- _DIRECTIVE_:
Every entry that follows should be reproduced exactly.

- _STORED RECORDS_:
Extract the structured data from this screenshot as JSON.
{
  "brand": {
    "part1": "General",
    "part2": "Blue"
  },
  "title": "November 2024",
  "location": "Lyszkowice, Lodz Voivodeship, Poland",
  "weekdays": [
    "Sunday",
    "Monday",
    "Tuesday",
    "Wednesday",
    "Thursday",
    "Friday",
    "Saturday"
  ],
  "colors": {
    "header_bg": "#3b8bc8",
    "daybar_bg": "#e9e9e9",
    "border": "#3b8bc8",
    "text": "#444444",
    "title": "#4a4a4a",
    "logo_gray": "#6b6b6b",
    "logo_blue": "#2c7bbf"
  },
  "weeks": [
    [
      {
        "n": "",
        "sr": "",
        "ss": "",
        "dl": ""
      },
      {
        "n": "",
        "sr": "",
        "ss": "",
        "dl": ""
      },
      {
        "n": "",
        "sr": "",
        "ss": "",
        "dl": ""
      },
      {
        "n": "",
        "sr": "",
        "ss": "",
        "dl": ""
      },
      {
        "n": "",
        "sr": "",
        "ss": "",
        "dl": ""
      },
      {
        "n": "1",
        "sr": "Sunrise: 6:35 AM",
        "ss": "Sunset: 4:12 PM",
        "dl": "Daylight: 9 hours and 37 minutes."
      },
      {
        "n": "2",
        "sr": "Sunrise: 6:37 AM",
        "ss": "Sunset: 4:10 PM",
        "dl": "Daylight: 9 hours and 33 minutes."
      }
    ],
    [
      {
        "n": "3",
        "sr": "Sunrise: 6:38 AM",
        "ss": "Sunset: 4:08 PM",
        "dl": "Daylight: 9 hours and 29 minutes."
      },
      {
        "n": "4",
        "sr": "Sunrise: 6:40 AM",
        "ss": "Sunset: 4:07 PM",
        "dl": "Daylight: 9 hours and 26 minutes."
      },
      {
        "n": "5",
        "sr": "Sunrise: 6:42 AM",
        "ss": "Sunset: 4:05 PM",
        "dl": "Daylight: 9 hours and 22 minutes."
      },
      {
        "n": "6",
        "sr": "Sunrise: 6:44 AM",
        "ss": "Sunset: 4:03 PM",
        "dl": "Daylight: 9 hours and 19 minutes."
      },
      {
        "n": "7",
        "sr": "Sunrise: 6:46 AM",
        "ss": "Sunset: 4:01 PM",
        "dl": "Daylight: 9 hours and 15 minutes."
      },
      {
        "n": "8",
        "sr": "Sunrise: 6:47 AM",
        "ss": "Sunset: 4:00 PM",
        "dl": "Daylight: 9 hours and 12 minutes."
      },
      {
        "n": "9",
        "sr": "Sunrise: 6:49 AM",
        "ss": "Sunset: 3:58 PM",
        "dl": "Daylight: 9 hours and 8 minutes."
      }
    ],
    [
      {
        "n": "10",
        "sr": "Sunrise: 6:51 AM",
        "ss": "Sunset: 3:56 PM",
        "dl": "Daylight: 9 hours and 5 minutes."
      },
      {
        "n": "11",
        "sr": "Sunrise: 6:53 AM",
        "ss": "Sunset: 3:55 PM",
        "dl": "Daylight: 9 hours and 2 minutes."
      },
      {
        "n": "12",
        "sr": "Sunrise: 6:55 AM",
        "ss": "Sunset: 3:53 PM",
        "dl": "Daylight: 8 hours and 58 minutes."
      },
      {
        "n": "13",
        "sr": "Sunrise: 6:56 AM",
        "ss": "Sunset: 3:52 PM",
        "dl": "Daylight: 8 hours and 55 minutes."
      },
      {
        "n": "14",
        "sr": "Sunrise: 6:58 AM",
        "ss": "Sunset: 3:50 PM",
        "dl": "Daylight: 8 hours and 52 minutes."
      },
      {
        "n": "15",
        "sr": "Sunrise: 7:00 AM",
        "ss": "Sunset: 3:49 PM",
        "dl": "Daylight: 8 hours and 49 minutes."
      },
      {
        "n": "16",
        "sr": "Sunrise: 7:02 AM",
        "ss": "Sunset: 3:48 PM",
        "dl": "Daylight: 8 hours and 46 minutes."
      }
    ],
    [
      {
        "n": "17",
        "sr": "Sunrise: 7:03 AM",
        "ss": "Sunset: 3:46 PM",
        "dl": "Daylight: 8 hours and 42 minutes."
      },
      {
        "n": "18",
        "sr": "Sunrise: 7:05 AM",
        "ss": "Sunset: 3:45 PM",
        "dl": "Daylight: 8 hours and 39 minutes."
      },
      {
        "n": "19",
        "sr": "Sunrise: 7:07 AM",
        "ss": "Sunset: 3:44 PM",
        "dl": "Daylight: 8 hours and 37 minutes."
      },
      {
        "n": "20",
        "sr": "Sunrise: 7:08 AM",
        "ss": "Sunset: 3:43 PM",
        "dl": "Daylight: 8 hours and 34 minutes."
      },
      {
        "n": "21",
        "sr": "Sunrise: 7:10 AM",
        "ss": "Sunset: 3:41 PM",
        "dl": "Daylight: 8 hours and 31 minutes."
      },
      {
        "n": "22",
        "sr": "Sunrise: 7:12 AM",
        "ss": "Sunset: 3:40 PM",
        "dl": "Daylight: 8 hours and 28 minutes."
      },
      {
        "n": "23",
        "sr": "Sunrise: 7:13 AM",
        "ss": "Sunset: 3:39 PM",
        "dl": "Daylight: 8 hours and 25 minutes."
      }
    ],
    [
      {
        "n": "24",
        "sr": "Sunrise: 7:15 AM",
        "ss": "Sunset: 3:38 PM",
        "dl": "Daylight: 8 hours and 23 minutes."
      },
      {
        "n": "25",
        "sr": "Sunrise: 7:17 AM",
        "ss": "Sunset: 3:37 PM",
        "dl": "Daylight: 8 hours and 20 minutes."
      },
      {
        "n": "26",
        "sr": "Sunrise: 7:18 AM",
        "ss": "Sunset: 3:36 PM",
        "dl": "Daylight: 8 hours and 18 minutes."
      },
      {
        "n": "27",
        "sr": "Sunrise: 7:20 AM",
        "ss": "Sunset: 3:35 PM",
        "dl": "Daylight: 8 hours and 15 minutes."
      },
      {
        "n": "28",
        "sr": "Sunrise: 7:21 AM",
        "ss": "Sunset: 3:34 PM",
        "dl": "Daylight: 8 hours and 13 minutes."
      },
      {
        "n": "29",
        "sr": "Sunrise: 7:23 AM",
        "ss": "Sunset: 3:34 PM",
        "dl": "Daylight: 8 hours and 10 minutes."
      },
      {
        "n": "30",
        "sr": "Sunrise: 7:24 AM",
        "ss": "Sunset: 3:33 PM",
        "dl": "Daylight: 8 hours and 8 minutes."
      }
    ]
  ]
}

- _RIGHT ANSWER_:
Extract the structured data from this screenshot as JSON.
{
  "brand": {
    "part1": "General",
    "part2": "Blue"
  },
  "title": "November 2024",
  "location": "Lyszkowice, Lodz Voivodeship, Poland",
  "weekdays": [
    "Sunday",
    "Monday",
    "Tuesday",
    "Wednesday",
    "Thursday",
    "Friday",
    "Saturday"
  ],
  "colors": {
    "header_bg": "#3b8bc8",
    "daybar_bg": "#e9e9e9",
    "border": "#3b8bc8",
    "text": "#444444",
    "title": "#4a4a4a",
    "logo_gray": "#6b6b6b",
    "logo_blue": "#2c7bbf"
  },
  "weeks": [
    [
      {
        "n": "",
        "sr": "",
        "ss": "",
        "dl": ""
      },
      {
        "n": "",
        "sr": "",
        "ss": "",
        "dl": ""
      },
      {
        "n": "",
        "sr": "",
        "ss": "",
        "dl": ""
      },
      {
        "n": "",
        "sr": "",
        "ss": "",
        "dl": ""
      },
      {
        "n": "",
        "sr": "",
        "ss": "",
        "dl": ""
      },
      {
        "n": "1",
        "sr": "Sunrise: 6:35 AM",
        "ss": "Sunset: 4:12 PM",
        "dl": "Daylight: 9 hours and 37 minutes."
      },
      {
        "n": "2",
        "sr": "Sunrise: 6:37 AM",
        "ss": "Sunset: 4:10 PM",
        "dl": "Daylight: 9 hours and 33 minutes."
      }
    ],
    [
      {
        "n": "3",
        "sr": "Sunrise: 6:38 AM",
        "ss": "Sunset: 4:08 PM",
        "dl": "Daylight: 9 hours and 29 minutes."
      },
      {
        "n": "4",
        "sr": "Sunrise: 6:40 AM",
        "ss": "Sunset: 4:07 PM",
        "dl": "Daylight: 9 hours and 26 minutes."
      },
      {
        "n": "5",
        "sr": "Sunrise: 6:42 AM",
        "ss": "Sunset: 4:05 PM",
        "dl": "Daylight: 9 hours and 22 minutes."
      },
      {
        "n": "6",
        "sr": "Sunrise: 6:44 AM",
        "ss": "Sunset: 4:03 PM",
        "dl": "Daylight: 9 hours and 19 minutes."
      },
      {
        "n": "7",
        "sr": "Sunrise: 6:46 AM",
        "ss": "Sunset: 4:01 PM",
        "dl": "Daylight: 9 hours and 15 minutes."
      },
      {
        "n": "8",
        "sr": "Sunrise: 6:47 AM",
        "ss": "Sunset: 4:00 PM",
        "dl": "Daylight: 9 hours and 12 minutes."
      },
      {
        "n": "9",
        "sr": "Sunrise: 6:49 AM",
        "ss": "Sunset: 3:58 PM",
        "dl": "Daylight: 9 hours and 8 minutes."
      }
    ],
    [
      {
        "n": "10",
        "sr": "Sunrise: 6:51 AM",
        "ss": "Sunset: 3:56 PM",
        "dl": "Daylight: 9 hours and 5 minutes."
      },
      {
        "n": "11",
        "sr": "Sunrise: 6:53 AM",
        "ss": "Sunset: 3:55 PM",
        "dl": "Daylight: 9 hours and 2 minutes."
      },
      {
        "n": "12",
        "sr": "Sunrise: 6:55 AM",
        "ss": "Sunset: 3:53 PM",
        "dl": "Daylight: 8 hours and 58 minutes."
      },
      {
        "n": "13",
        "sr": "Sunrise: 6:56 AM",
        "ss": "Sunset: 3:52 PM",
        "dl": "Daylight: 8 hours and 55 minutes."
      },
      {
        "n": "14",
        "sr": "Sunrise: 6:58 AM",
        "ss": "Sunset: 3:50 PM",
        "dl": "Daylight: 8 hours and 52 minutes."
      },
      {
        "n": "15",
        "sr": "Sunrise: 7:00 AM",
        "ss": "Sunset: 3:49 PM",
        "dl": "Daylight: 8 hours and 49 minutes."
      },
      {
        "n": "16",
        "sr": "Sunrise: 7:02 AM",
        "ss": "Sunset: 3:48 PM",
        "dl": "Daylight: 8 hours and 46 minutes."
      }
    ],
    [
      {
        "n": "17",
        "sr": "Sunrise: 7:03 AM",
        "ss": "Sunset: 3:46 PM",
        "dl": "Daylight: 8 hours and 42 minutes."
      },
      {
        "n": "18",
        "sr": "Sunrise: 7:05 AM",
        "ss": "Sunset: 3:45 PM",
        "dl": "Daylight: 8 hours and 39 minutes."
      },
      {
        "n": "19",
        "sr": "Sunrise: 7:07 AM",
        "ss": "Sunset: 3:44 PM",
        "dl": "Daylight: 8 hours and 37 minutes."
      },
      {
        "n": "20",
        "sr": "Sunrise: 7:08 AM",
        "ss": "Sunset: 3:43 PM",
        "dl": "Daylight: 8 hours and 34 minutes."
      },
      {
        "n": "21",
        "sr": "Sunrise: 7:10 AM",
        "ss": "Sunset: 3:41 PM",
        "dl": "Daylight: 8 hours and 31 minutes."
      },
      {
        "n": "22",
        "sr": "Sunrise: 7:12 AM",
        "ss": "Sunset: 3:40 PM",
        "dl": "Daylight: 8 hours and 28 minutes."
      },
      {
        "n": "23",
        "sr": "Sunrise: 7:13 AM",
        "ss": "Sunset: 3:39 PM",
        "dl": "Daylight: 8 hours and 25 minutes."
      }
    ],
    [
      {
        "n": "24",
        "sr": "Sunrise: 7:15 AM",
        "ss": "Sunset: 3:38 PM",
        "dl": "Daylight: 8 hours and 23 minutes."
      },
      {
        "n": "25",
        "sr": "Sunrise: 7:17 AM",
        "ss": "Sunset: 3:37 PM",
        "dl": "Daylight: 8 hours and 20 minutes."
      },
      {
        "n": "26",
        "sr": "Sunrise: 7:18 AM",
        "ss": "Sunset: 3:36 PM",
        "dl": "Daylight: 8 hours and 18 minutes."
      },
      {
        "n": "27",
        "sr": "Sunrise: 7:20 AM",
        "ss": "Sunset: 3:35 PM",
        "dl": "Daylight: 8 hours and 15 minutes."
      },
      {
        "n": "28",
        "sr": "Sunrise: 7:21 AM",
        "ss": "Sunset: 3:34 PM",
        "dl": "Daylight: 8 hours and 13 minutes."
      },
      {
        "n": "29",
        "sr": "Sunrise: 7:23 AM",
        "ss": "Sunset: 3:34 PM",
        "dl": "Daylight: 8 hours and 10 minutes."
      },
      {
        "n": "30",
        "sr": "Sunrise: 7:24 AM",
        "ss": "Sunset: 3:33 PM",
        "dl": "Daylight: 8 hours and 8 minutes."
      }
    ]
  ]
}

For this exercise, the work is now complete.